# Lines of data

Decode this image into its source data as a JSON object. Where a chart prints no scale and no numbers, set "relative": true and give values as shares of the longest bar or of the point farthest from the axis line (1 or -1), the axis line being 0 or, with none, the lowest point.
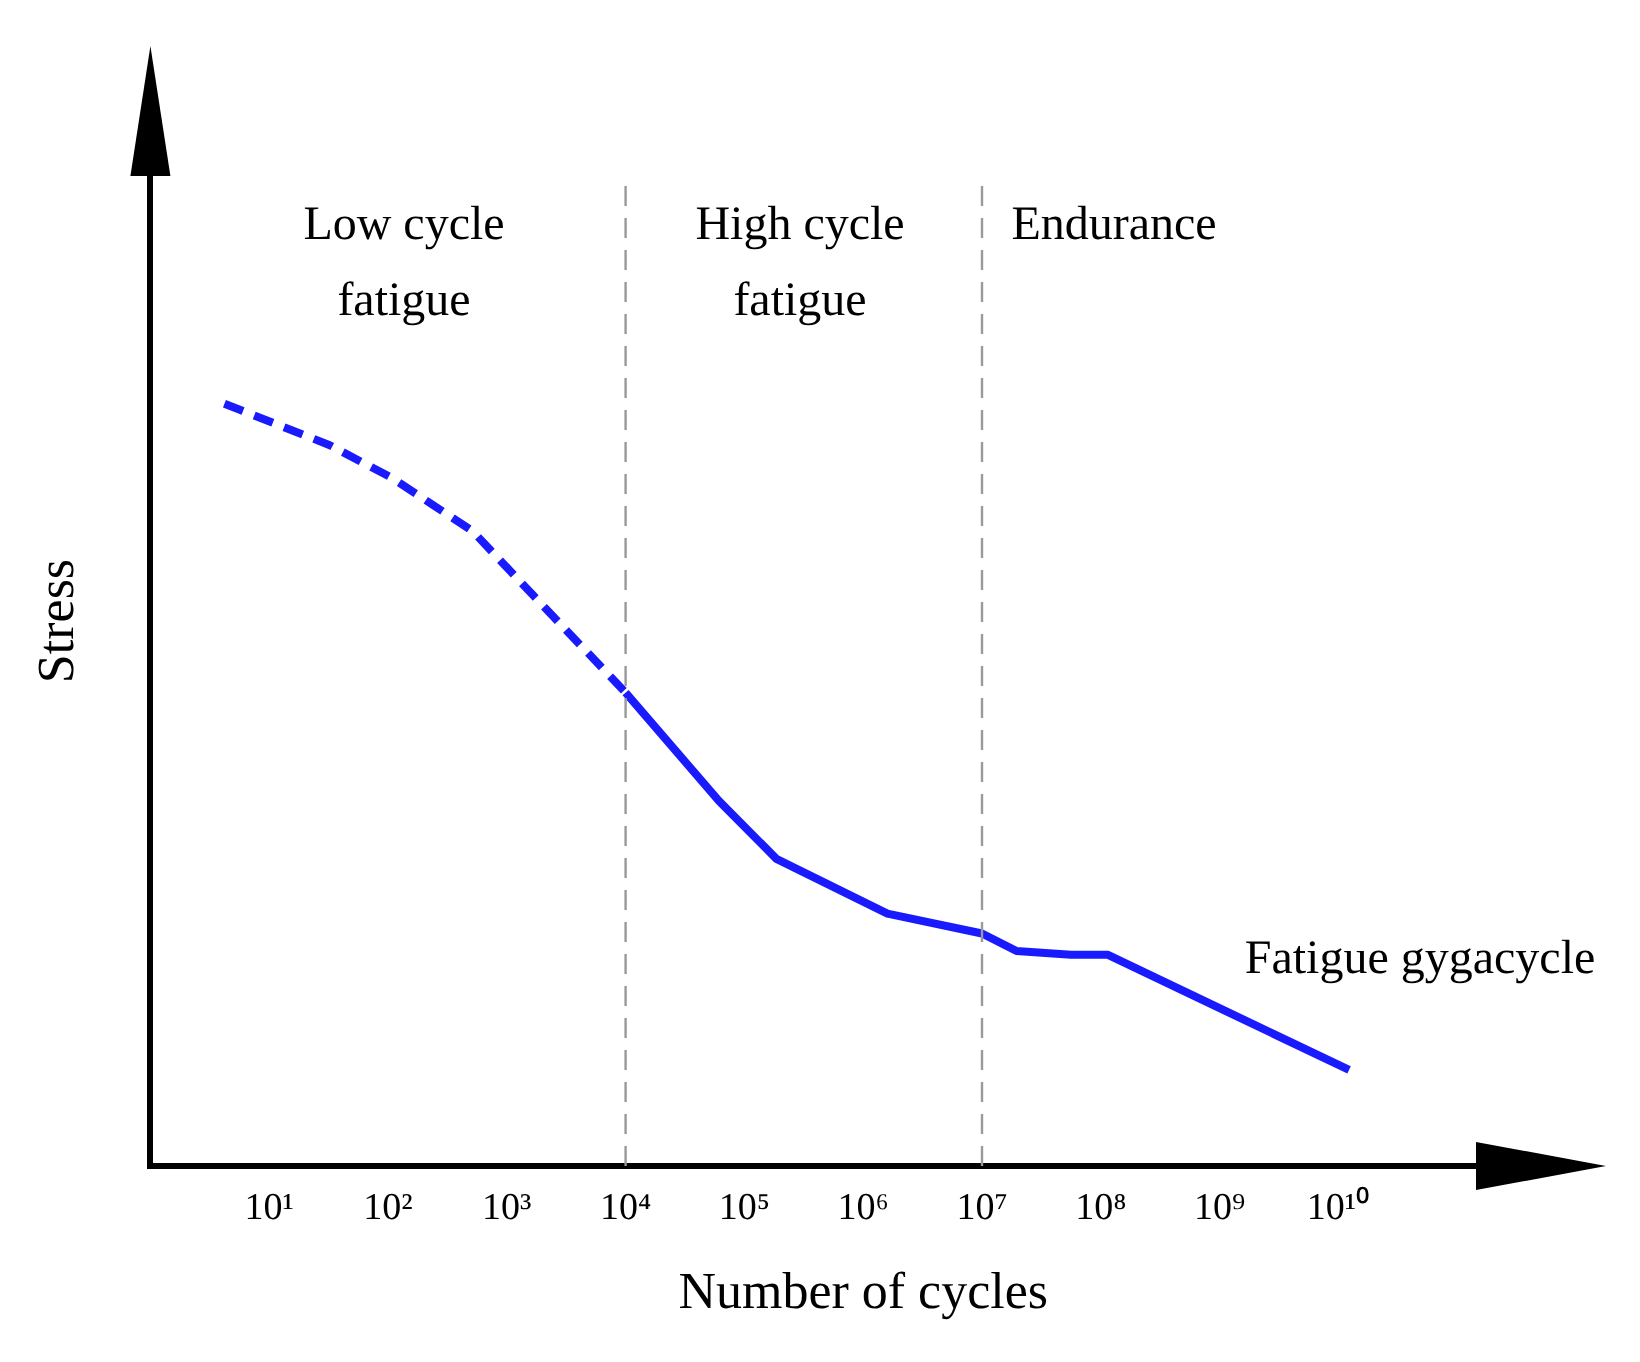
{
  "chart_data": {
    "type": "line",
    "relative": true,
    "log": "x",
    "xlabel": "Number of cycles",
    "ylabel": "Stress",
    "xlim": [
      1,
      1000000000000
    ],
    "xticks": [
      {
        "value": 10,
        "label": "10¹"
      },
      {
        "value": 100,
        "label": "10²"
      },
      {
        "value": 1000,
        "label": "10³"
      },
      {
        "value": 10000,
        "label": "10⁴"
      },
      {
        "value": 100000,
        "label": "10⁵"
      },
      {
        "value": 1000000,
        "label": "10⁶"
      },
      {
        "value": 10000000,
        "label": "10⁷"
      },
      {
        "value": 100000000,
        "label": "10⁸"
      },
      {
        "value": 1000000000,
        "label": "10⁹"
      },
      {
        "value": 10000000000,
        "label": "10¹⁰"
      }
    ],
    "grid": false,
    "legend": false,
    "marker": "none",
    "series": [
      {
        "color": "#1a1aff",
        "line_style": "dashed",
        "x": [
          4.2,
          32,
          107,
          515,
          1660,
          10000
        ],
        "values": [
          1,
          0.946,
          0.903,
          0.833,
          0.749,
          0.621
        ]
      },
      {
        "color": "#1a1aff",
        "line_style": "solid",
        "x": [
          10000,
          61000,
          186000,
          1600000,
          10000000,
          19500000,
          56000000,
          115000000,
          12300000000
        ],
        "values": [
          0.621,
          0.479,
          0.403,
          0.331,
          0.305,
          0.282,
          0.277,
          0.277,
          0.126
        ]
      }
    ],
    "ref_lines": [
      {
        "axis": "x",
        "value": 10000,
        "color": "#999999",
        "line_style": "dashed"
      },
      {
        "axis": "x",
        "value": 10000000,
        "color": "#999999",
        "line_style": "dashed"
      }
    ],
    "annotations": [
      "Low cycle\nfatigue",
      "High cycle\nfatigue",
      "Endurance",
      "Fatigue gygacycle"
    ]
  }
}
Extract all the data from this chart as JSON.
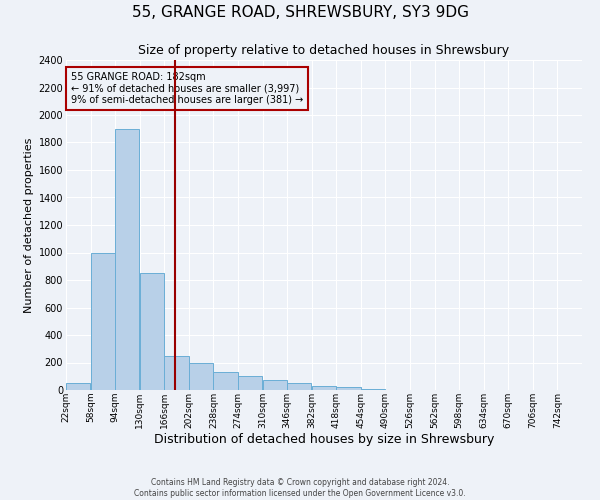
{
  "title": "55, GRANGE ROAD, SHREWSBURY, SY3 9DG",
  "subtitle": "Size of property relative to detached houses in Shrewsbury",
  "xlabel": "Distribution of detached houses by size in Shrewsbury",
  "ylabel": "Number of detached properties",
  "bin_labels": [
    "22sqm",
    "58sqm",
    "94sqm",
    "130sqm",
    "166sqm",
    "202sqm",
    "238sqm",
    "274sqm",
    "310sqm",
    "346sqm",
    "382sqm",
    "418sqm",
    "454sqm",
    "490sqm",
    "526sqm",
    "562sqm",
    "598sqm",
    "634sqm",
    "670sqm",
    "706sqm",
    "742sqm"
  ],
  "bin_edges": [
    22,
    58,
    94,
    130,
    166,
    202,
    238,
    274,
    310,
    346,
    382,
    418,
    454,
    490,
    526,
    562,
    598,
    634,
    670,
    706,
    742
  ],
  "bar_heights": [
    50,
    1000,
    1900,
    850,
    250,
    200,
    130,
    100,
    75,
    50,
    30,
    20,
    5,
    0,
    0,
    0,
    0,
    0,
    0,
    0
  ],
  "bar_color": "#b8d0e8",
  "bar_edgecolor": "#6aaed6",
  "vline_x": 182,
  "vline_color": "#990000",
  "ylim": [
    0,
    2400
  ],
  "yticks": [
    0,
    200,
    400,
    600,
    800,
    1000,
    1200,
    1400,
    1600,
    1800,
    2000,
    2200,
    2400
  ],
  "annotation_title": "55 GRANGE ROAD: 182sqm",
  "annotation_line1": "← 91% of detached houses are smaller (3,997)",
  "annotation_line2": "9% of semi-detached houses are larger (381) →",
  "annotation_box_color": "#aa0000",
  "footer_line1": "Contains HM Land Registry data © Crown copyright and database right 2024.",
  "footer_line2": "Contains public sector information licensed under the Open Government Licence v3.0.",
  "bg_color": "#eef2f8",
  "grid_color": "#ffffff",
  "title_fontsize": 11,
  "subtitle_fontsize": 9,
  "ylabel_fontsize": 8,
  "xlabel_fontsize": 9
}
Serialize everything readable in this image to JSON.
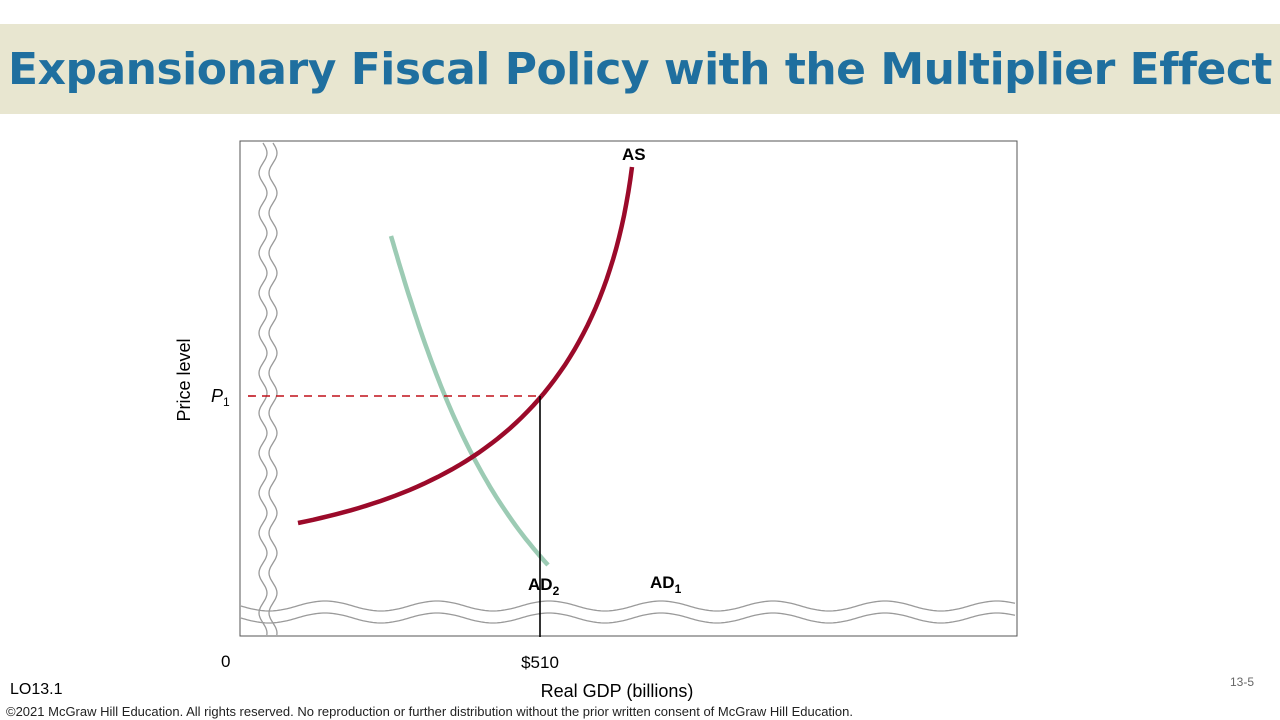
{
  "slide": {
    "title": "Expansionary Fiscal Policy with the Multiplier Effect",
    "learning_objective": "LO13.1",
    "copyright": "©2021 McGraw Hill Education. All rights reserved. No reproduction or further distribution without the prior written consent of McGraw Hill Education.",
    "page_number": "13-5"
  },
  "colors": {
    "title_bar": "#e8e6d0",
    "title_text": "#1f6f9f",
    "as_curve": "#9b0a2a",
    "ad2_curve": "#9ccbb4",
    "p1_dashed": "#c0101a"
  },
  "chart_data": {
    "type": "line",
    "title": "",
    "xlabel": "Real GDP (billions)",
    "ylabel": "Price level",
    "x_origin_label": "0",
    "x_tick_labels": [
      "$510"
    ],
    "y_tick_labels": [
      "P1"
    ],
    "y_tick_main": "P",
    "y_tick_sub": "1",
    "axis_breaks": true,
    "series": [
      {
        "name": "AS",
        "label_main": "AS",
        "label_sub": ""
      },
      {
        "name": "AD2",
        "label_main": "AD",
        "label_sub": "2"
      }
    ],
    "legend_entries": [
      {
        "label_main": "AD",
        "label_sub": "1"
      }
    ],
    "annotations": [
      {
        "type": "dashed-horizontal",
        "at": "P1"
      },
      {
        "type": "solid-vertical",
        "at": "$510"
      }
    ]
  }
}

# Exercise prompt
Transcribe the whole listing exactly. Pictures stay out of your copy.

# Result below
Decode this image into its source data as a JSON object. Where a chart prints no scale and no numbers, set "relative": true and give values as shares of the longest bar or of the point farthest from the axis line (1 or -1), the axis line being 0 or, with none, the lowest point.
{
  "chart_data": {
    "type": "line",
    "relative": true,
    "log": "x",
    "xlabel": "Number of cycles",
    "ylabel": "Stress",
    "xlim": [
      1,
      1000000000000
    ],
    "xticks": [
      {
        "value": 10,
        "label": "10¹"
      },
      {
        "value": 100,
        "label": "10²"
      },
      {
        "value": 1000,
        "label": "10³"
      },
      {
        "value": 10000,
        "label": "10⁴"
      },
      {
        "value": 100000,
        "label": "10⁵"
      },
      {
        "value": 1000000,
        "label": "10⁶"
      },
      {
        "value": 10000000,
        "label": "10⁷"
      },
      {
        "value": 100000000,
        "label": "10⁸"
      },
      {
        "value": 1000000000,
        "label": "10⁹"
      },
      {
        "value": 10000000000,
        "label": "10¹⁰"
      }
    ],
    "grid": false,
    "legend": false,
    "marker": "none",
    "series": [
      {
        "color": "#1a1aff",
        "line_style": "dashed",
        "x": [
          4.2,
          32,
          107,
          515,
          1660,
          10000
        ],
        "values": [
          1,
          0.946,
          0.903,
          0.833,
          0.749,
          0.621
        ]
      },
      {
        "color": "#1a1aff",
        "line_style": "solid",
        "x": [
          10000,
          61000,
          186000,
          1600000,
          10000000,
          19500000,
          56000000,
          115000000,
          12300000000
        ],
        "values": [
          0.621,
          0.479,
          0.403,
          0.331,
          0.305,
          0.282,
          0.277,
          0.277,
          0.126
        ]
      }
    ],
    "ref_lines": [
      {
        "axis": "x",
        "value": 10000,
        "color": "#999999",
        "line_style": "dashed"
      },
      {
        "axis": "x",
        "value": 10000000,
        "color": "#999999",
        "line_style": "dashed"
      }
    ],
    "annotations": [
      "Low cycle\nfatigue",
      "High cycle\nfatigue",
      "Endurance",
      "Fatigue gygacycle"
    ]
  }
}
Extract all the data from this chart as JSON.
{
  "title": "55, GRANGE ROAD, SHREWSBURY, SY3 9DG",
  "subtitle": "Size of property relative to detached houses in Shrewsbury",
  "xlabel": "Distribution of detached houses by size in Shrewsbury",
  "ylabel": "Number of detached properties",
  "bin_labels": [
    "22sqm",
    "58sqm",
    "94sqm",
    "130sqm",
    "166sqm",
    "202sqm",
    "238sqm",
    "274sqm",
    "310sqm",
    "346sqm",
    "382sqm",
    "418sqm",
    "454sqm",
    "490sqm",
    "526sqm",
    "562sqm",
    "598sqm",
    "634sqm",
    "670sqm",
    "706sqm",
    "742sqm"
  ],
  "bin_edges": [
    22,
    58,
    94,
    130,
    166,
    202,
    238,
    274,
    310,
    346,
    382,
    418,
    454,
    490,
    526,
    562,
    598,
    634,
    670,
    706,
    742
  ],
  "bar_heights": [
    50,
    1000,
    1900,
    850,
    250,
    200,
    130,
    100,
    75,
    50,
    30,
    20,
    5,
    0,
    0,
    0,
    0,
    0,
    0,
    0
  ],
  "bar_color": "#b8d0e8",
  "bar_edgecolor": "#6aaed6",
  "vline_x": 182,
  "vline_color": "#990000",
  "ylim": [
    0,
    2400
  ],
  "yticks": [
    0,
    200,
    400,
    600,
    800,
    1000,
    1200,
    1400,
    1600,
    1800,
    2000,
    2200,
    2400
  ],
  "annotation_title": "55 GRANGE ROAD: 182sqm",
  "annotation_line1": "← 91% of detached houses are smaller (3,997)",
  "annotation_line2": "9% of semi-detached houses are larger (381) →",
  "annotation_box_color": "#aa0000",
  "footer_line1": "Contains HM Land Registry data © Crown copyright and database right 2024.",
  "footer_line2": "Contains public sector information licensed under the Open Government Licence v3.0.",
  "bg_color": "#eef2f8",
  "grid_color": "#ffffff",
  "title_fontsize": 11,
  "subtitle_fontsize": 9,
  "ylabel_fontsize": 8,
  "xlabel_fontsize": 9
}
Serialize everything readable in this image to JSON.
{
  "slide": {
    "title": "Expansionary Fiscal Policy with the Multiplier Effect",
    "learning_objective": "LO13.1",
    "copyright": "©2021 McGraw Hill Education. All rights reserved. No reproduction or further distribution without the prior written consent of McGraw Hill Education.",
    "page_number": "13-5"
  },
  "colors": {
    "title_bar": "#e8e6d0",
    "title_text": "#1f6f9f",
    "as_curve": "#9b0a2a",
    "ad2_curve": "#9ccbb4",
    "p1_dashed": "#c0101a"
  },
  "chart_data": {
    "type": "line",
    "title": "",
    "xlabel": "Real GDP (billions)",
    "ylabel": "Price level",
    "x_origin_label": "0",
    "x_tick_labels": [
      "$510"
    ],
    "y_tick_labels": [
      "P1"
    ],
    "y_tick_main": "P",
    "y_tick_sub": "1",
    "axis_breaks": true,
    "series": [
      {
        "name": "AS",
        "label_main": "AS",
        "label_sub": ""
      },
      {
        "name": "AD2",
        "label_main": "AD",
        "label_sub": "2"
      }
    ],
    "legend_entries": [
      {
        "label_main": "AD",
        "label_sub": "1"
      }
    ],
    "annotations": [
      {
        "type": "dashed-horizontal",
        "at": "P1"
      },
      {
        "type": "solid-vertical",
        "at": "$510"
      }
    ]
  }
}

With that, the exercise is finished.